— Start —

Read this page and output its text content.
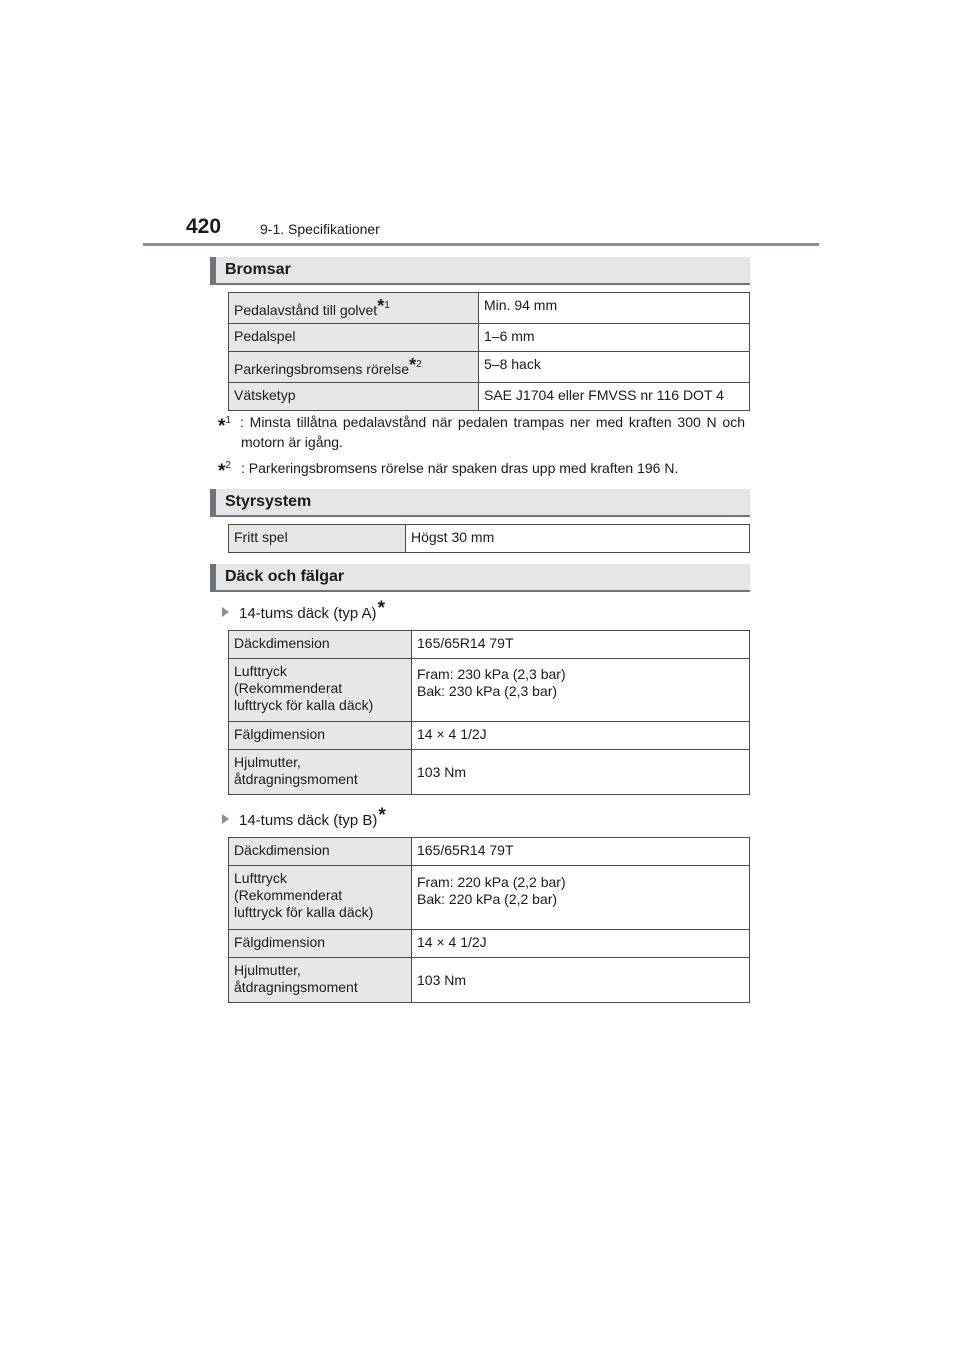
420	9-1. Specifikationer
Bromsar
Pedalavstånd till golvet*$^1$	Min. 94 mm
Pedalspel	1–6 mm
Parkeringsbromsens rörelse*$^2$	5–8 hack
Vätsketyp	SAE J1704 eller FMVSS nr 116 DOT 4
*$^1$ : Minsta tillåtna pedalavstånd när pedalen trampas ner med kraften 300 N och motorn är igång.
*$^2$ : Parkeringsbromsens rörelse när spaken dras upp med kraften 196 N.
Styrsystem
Fritt spel	Högst 30 mm
Däck och fälgar
14-tums däck (typ A)*
Däckdimension	165/65R14 79T
Lufttryck
(Rekommenderat
lufttryck för kalla däck)	Fram: 230 kPa (2,3 bar)
Bak: 230 kPa (2,3 bar)
Fälgdimension	14 × 4 1/2J
Hjulmutter,
åtdragningsmoment	103 Nm
14-tums däck (typ B)*
Däckdimension	165/65R14 79T
Lufttryck
(Rekommenderat
lufttryck för kalla däck)	Fram: 220 kPa (2,2 bar)
Bak: 220 kPa (2,2 bar)
Fälgdimension	14 × 4 1/2J
Hjulmutter,
åtdragningsmoment	103 Nm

— End —

## The exercise
Looking at the listing above, count the lines that contain "kraften" and give nothing but the number.

## Answer to the exercise
2